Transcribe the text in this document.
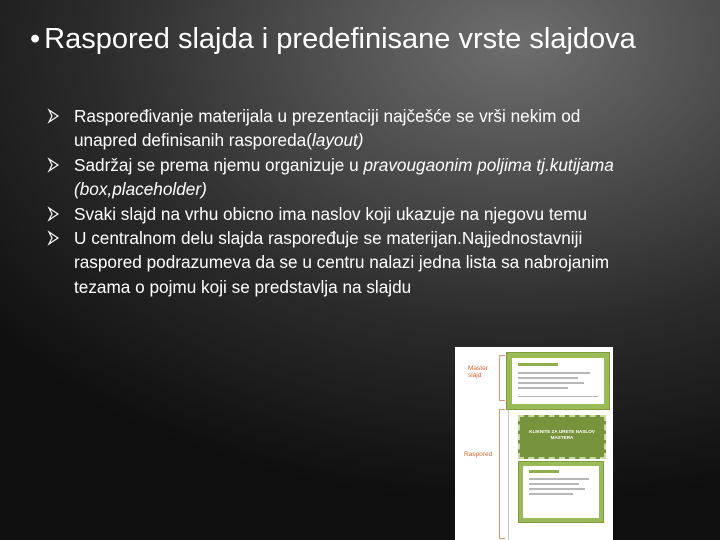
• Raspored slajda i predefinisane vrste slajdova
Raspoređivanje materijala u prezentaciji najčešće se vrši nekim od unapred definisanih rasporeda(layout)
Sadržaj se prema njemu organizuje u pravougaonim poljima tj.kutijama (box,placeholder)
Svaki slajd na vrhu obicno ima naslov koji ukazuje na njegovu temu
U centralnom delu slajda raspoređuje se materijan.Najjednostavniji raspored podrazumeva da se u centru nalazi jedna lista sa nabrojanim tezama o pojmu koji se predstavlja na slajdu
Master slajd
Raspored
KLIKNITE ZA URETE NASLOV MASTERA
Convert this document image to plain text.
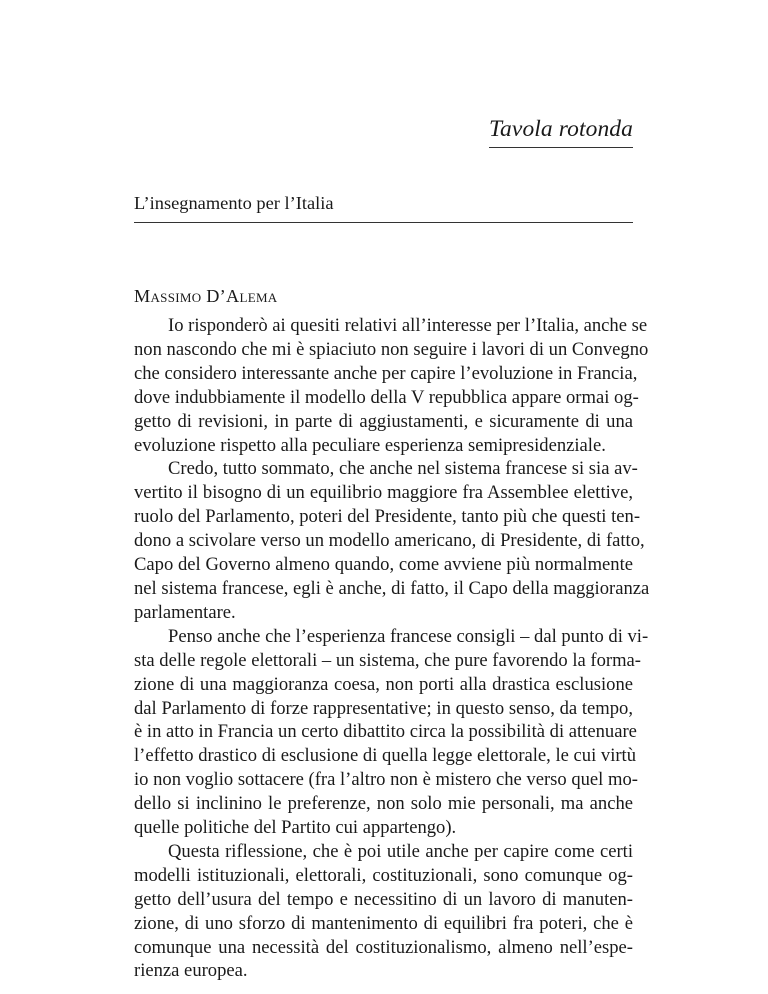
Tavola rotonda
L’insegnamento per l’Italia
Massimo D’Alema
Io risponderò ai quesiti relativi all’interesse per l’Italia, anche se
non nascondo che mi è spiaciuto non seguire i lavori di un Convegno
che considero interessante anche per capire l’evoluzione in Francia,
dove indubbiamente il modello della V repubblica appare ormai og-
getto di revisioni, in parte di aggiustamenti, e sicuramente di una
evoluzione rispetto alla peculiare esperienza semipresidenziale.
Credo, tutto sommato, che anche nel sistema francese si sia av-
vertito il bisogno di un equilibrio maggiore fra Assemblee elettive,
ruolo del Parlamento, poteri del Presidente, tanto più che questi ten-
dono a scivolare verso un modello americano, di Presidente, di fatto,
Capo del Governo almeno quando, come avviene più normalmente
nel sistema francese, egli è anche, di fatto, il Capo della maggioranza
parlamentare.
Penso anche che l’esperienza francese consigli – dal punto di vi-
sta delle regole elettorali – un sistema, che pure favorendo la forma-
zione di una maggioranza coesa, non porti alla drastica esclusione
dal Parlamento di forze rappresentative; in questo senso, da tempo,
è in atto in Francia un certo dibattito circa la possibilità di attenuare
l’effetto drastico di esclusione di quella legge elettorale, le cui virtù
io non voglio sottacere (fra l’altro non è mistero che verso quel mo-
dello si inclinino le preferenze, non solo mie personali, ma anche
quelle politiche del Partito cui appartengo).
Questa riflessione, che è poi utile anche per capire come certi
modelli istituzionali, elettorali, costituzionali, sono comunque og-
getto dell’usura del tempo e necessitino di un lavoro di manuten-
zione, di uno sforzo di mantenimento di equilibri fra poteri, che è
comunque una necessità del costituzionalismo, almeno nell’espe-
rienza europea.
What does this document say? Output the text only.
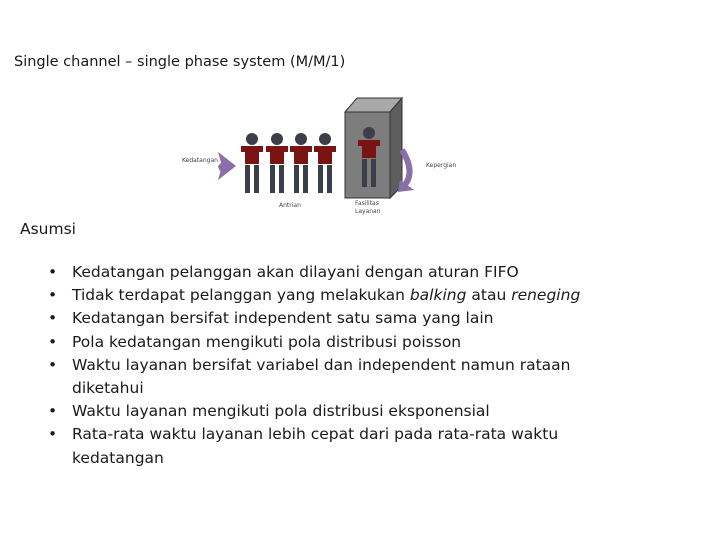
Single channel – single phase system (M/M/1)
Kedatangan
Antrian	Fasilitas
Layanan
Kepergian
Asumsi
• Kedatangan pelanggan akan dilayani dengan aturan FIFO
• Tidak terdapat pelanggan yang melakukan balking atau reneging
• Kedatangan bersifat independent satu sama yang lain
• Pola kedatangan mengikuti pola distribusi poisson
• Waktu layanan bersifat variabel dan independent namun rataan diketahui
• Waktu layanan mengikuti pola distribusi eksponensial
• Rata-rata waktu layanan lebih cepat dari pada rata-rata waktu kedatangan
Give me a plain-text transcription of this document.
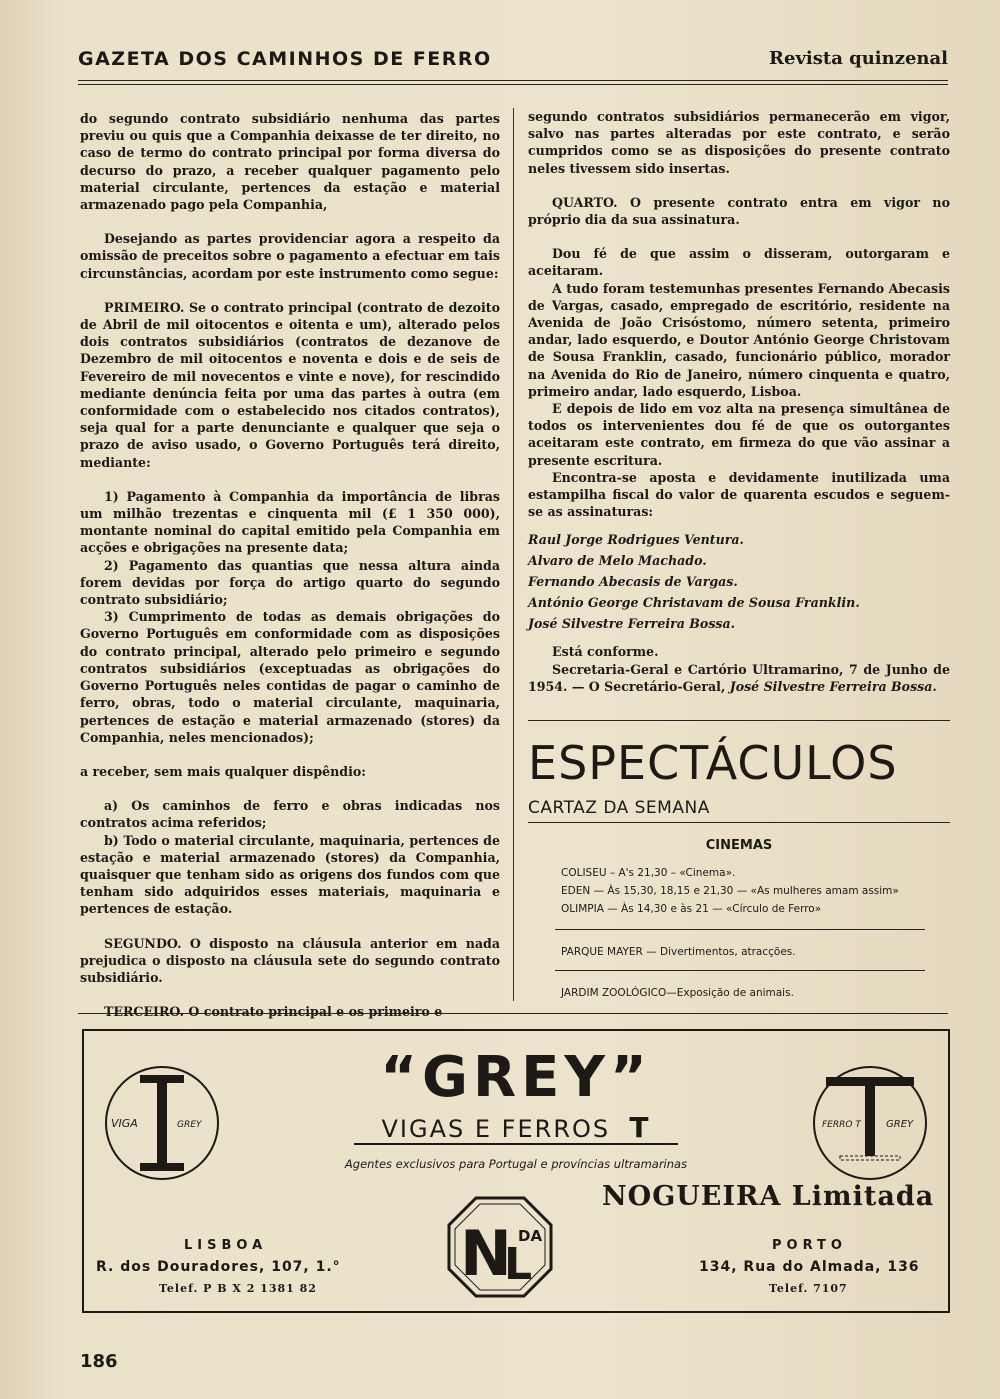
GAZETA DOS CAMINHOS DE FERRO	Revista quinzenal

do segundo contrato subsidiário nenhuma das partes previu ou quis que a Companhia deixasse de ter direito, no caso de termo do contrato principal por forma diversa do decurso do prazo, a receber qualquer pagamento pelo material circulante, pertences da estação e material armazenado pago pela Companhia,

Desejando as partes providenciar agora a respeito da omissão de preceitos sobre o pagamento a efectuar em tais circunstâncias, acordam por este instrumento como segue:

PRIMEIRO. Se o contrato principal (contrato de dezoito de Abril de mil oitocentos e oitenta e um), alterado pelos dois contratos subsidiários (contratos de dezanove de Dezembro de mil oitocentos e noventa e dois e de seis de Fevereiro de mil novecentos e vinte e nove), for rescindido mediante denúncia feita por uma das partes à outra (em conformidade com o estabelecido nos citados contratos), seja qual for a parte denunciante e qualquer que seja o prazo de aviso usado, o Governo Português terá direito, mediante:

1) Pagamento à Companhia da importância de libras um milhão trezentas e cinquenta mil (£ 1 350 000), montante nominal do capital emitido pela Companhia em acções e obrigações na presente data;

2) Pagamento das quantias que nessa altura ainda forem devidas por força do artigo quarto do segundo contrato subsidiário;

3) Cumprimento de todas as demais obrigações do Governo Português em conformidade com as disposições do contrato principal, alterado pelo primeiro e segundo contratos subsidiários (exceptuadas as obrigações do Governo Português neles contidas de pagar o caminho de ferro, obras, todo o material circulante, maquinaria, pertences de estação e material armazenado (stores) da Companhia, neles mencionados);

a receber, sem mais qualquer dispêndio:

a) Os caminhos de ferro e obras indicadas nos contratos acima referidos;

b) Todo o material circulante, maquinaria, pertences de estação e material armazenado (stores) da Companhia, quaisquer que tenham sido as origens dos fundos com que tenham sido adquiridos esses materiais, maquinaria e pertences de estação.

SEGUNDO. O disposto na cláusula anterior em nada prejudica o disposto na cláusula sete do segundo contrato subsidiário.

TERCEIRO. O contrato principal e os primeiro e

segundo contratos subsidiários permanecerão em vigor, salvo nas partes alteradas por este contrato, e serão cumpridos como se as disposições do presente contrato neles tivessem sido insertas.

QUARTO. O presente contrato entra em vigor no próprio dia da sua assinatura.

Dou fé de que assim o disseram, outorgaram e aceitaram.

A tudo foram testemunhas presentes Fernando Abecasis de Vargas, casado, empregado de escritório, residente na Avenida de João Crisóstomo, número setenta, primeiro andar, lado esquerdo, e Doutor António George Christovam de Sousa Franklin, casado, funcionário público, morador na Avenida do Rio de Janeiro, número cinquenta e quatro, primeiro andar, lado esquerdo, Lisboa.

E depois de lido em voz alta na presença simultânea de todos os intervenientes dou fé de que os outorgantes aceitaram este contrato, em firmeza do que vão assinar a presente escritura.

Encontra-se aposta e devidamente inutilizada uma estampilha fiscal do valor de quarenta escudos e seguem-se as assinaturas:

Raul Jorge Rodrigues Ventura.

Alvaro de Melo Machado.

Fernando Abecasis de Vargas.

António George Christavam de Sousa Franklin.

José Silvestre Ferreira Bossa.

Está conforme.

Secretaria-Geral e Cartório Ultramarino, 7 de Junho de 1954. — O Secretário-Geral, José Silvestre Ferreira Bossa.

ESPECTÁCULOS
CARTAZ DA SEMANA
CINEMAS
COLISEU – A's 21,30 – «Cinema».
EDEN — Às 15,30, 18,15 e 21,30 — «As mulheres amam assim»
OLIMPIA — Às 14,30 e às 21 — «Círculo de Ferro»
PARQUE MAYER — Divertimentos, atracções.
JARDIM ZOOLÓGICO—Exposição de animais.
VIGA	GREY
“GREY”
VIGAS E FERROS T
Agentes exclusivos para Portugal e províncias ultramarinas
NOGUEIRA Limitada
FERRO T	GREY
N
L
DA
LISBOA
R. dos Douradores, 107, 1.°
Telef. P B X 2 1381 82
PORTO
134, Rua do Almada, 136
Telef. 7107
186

+===+

◆ **GIVEN REQUEST**: Write the records out again in full, exactly, and skip every picture.

◆ **RESULT FOR THIS EXERCISE**:
Transcribe the text in this document.
• Raspored slajda i predefinisane vrste slajdova
Raspoređivanje materijala u prezentaciji najčešće se vrši nekim od unapred definisanih rasporeda(layout)
Sadržaj se prema njemu organizuje u pravougaonim poljima tj.kutijama (box,placeholder)
Svaki slajd na vrhu obicno ima naslov koji ukazuje na njegovu temu
U centralnom delu slajda raspoređuje se materijan.Najjednostavniji raspored podrazumeva da se u centru nalazi jedna lista sa nabrojanim tezama o pojmu koji se predstavlja na slajdu
Master slajd
Raspored
KLIKNITE ZA URETE NASLOV MASTERA
Convert this document image to plain text.
Tavola rotonda
L’insegnamento per l’Italia
Massimo D’Alema
Io risponderò ai quesiti relativi all’interesse per l’Italia, anche se
non nascondo che mi è spiaciuto non seguire i lavori di un Convegno
che considero interessante anche per capire l’evoluzione in Francia,
dove indubbiamente il modello della V repubblica appare ormai og-
getto di revisioni, in parte di aggiustamenti, e sicuramente di una
evoluzione rispetto alla peculiare esperienza semipresidenziale.
Credo, tutto sommato, che anche nel sistema francese si sia av-
vertito il bisogno di un equilibrio maggiore fra Assemblee elettive,
ruolo del Parlamento, poteri del Presidente, tanto più che questi ten-
dono a scivolare verso un modello americano, di Presidente, di fatto,
Capo del Governo almeno quando, come avviene più normalmente
nel sistema francese, egli è anche, di fatto, il Capo della maggioranza
parlamentare.
Penso anche che l’esperienza francese consigli – dal punto di vi-
sta delle regole elettorali – un sistema, che pure favorendo la forma-
zione di una maggioranza coesa, non porti alla drastica esclusione
dal Parlamento di forze rappresentative; in questo senso, da tempo,
è in atto in Francia un certo dibattito circa la possibilità di attenuare
l’effetto drastico di esclusione di quella legge elettorale, le cui virtù
io non voglio sottacere (fra l’altro non è mistero che verso quel mo-
dello si inclinino le preferenze, non solo mie personali, ma anche
quelle politiche del Partito cui appartengo).
Questa riflessione, che è poi utile anche per capire come certi
modelli istituzionali, elettorali, costituzionali, sono comunque og-
getto dell’usura del tempo e necessitino di un lavoro di manuten-
zione, di uno sforzo di mantenimento di equilibri fra poteri, che è
comunque una necessità del costituzionalismo, almeno nell’espe-
rienza europea.
What does this document say? Output the text only.
Single channel – single phase system (M/M/1)
Kedatangan
Antrian	Fasilitas
Layanan
Kepergian
Asumsi
• Kedatangan pelanggan akan dilayani dengan aturan FIFO
• Tidak terdapat pelanggan yang melakukan balking atau reneging
• Kedatangan bersifat independent satu sama yang lain
• Pola kedatangan mengikuti pola distribusi poisson
• Waktu layanan bersifat variabel dan independent namun rataan diketahui
• Waktu layanan mengikuti pola distribusi eksponensial
• Rata-rata waktu layanan lebih cepat dari pada rata-rata waktu kedatangan
Give me a plain-text transcription of this document.
GAZETA DOS CAMINHOS DE FERRO	Revista quinzenal

do segundo contrato subsidiário nenhuma das partes previu ou quis que a Companhia deixasse de ter direito, no caso de termo do contrato principal por forma diversa do decurso do prazo, a receber qualquer pagamento pelo material circulante, pertences da estação e material armazenado pago pela Companhia,

Desejando as partes providenciar agora a respeito da omissão de preceitos sobre o pagamento a efectuar em tais circunstâncias, acordam por este instrumento como segue:

PRIMEIRO. Se o contrato principal (contrato de dezoito de Abril de mil oitocentos e oitenta e um), alterado pelos dois contratos subsidiários (contratos de dezanove de Dezembro de mil oitocentos e noventa e dois e de seis de Fevereiro de mil novecentos e vinte e nove), for rescindido mediante denúncia feita por uma das partes à outra (em conformidade com o estabelecido nos citados contratos), seja qual for a parte denunciante e qualquer que seja o prazo de aviso usado, o Governo Português terá direito, mediante:

1) Pagamento à Companhia da importância de libras um milhão trezentas e cinquenta mil (£ 1 350 000), montante nominal do capital emitido pela Companhia em acções e obrigações na presente data;

2) Pagamento das quantias que nessa altura ainda forem devidas por força do artigo quarto do segundo contrato subsidiário;

3) Cumprimento de todas as demais obrigações do Governo Português em conformidade com as disposições do contrato principal, alterado pelo primeiro e segundo contratos subsidiários (exceptuadas as obrigações do Governo Português neles contidas de pagar o caminho de ferro, obras, todo o material circulante, maquinaria, pertences de estação e material armazenado (stores) da Companhia, neles mencionados);

a receber, sem mais qualquer dispêndio:

a) Os caminhos de ferro e obras indicadas nos contratos acima referidos;

b) Todo o material circulante, maquinaria, pertences de estação e material armazenado (stores) da Companhia, quaisquer que tenham sido as origens dos fundos com que tenham sido adquiridos esses materiais, maquinaria e pertences de estação.

SEGUNDO. O disposto na cláusula anterior em nada prejudica o disposto na cláusula sete do segundo contrato subsidiário.

TERCEIRO. O contrato principal e os primeiro e

segundo contratos subsidiários permanecerão em vigor, salvo nas partes alteradas por este contrato, e serão cumpridos como se as disposições do presente contrato neles tivessem sido insertas.

QUARTO. O presente contrato entra em vigor no próprio dia da sua assinatura.

Dou fé de que assim o disseram, outorgaram e aceitaram.

A tudo foram testemunhas presentes Fernando Abecasis de Vargas, casado, empregado de escritório, residente na Avenida de João Crisóstomo, número setenta, primeiro andar, lado esquerdo, e Doutor António George Christovam de Sousa Franklin, casado, funcionário público, morador na Avenida do Rio de Janeiro, número cinquenta e quatro, primeiro andar, lado esquerdo, Lisboa.

E depois de lido em voz alta na presença simultânea de todos os intervenientes dou fé de que os outorgantes aceitaram este contrato, em firmeza do que vão assinar a presente escritura.

Encontra-se aposta e devidamente inutilizada uma estampilha fiscal do valor de quarenta escudos e seguem-se as assinaturas:

Raul Jorge Rodrigues Ventura.

Alvaro de Melo Machado.

Fernando Abecasis de Vargas.

António George Christavam de Sousa Franklin.

José Silvestre Ferreira Bossa.

Está conforme.

Secretaria-Geral e Cartório Ultramarino, 7 de Junho de 1954. — O Secretário-Geral, José Silvestre Ferreira Bossa.

ESPECTÁCULOS
CARTAZ DA SEMANA
CINEMAS
COLISEU – A's 21,30 – «Cinema».
EDEN — Às 15,30, 18,15 e 21,30 — «As mulheres amam assim»
OLIMPIA — Às 14,30 e às 21 — «Círculo de Ferro»
PARQUE MAYER — Divertimentos, atracções.
JARDIM ZOOLÓGICO—Exposição de animais.
VIGA	GREY
“GREY”
VIGAS E FERROS T
Agentes exclusivos para Portugal e províncias ultramarinas
NOGUEIRA Limitada
FERRO T	GREY
N
L
DA
LISBOA
R. dos Douradores, 107, 1.°
Telef. P B X 2 1381 82
PORTO
134, Rua do Almada, 136
Telef. 7107
186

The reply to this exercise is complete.